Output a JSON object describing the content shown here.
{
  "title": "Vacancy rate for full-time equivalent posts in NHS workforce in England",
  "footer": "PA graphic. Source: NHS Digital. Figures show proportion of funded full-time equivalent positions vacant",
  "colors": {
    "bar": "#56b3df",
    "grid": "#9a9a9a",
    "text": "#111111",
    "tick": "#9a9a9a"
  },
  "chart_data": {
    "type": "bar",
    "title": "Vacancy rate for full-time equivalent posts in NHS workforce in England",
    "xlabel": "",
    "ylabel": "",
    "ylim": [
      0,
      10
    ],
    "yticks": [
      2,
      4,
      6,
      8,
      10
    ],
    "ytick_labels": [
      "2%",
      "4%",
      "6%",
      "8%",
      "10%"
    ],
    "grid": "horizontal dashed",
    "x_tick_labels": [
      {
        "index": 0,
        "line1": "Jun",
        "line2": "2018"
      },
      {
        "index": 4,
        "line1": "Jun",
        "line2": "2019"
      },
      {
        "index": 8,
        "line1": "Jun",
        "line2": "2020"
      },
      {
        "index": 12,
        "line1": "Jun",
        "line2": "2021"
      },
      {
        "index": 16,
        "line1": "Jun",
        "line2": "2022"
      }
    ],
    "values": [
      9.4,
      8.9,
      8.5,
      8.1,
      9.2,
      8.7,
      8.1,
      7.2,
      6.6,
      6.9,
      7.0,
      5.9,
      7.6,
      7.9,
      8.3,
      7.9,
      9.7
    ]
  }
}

#### [Given problem]
Give the entries once more, exactly as they appear.

#### [Exercise output]
Output a JSON object describing the content shown here.
{
  "title": "Vacancy rate for full-time equivalent posts in NHS workforce in England",
  "footer": "PA graphic. Source: NHS Digital. Figures show proportion of funded full-time equivalent positions vacant",
  "colors": {
    "bar": "#56b3df",
    "grid": "#9a9a9a",
    "text": "#111111",
    "tick": "#9a9a9a"
  },
  "chart_data": {
    "type": "bar",
    "title": "Vacancy rate for full-time equivalent posts in NHS workforce in England",
    "xlabel": "",
    "ylabel": "",
    "ylim": [
      0,
      10
    ],
    "yticks": [
      2,
      4,
      6,
      8,
      10
    ],
    "ytick_labels": [
      "2%",
      "4%",
      "6%",
      "8%",
      "10%"
    ],
    "grid": "horizontal dashed",
    "x_tick_labels": [
      {
        "index": 0,
        "line1": "Jun",
        "line2": "2018"
      },
      {
        "index": 4,
        "line1": "Jun",
        "line2": "2019"
      },
      {
        "index": 8,
        "line1": "Jun",
        "line2": "2020"
      },
      {
        "index": 12,
        "line1": "Jun",
        "line2": "2021"
      },
      {
        "index": 16,
        "line1": "Jun",
        "line2": "2022"
      }
    ],
    "values": [
      9.4,
      8.9,
      8.5,
      8.1,
      9.2,
      8.7,
      8.1,
      7.2,
      6.6,
      6.9,
      7.0,
      5.9,
      7.6,
      7.9,
      8.3,
      7.9,
      9.7
    ]
  }
}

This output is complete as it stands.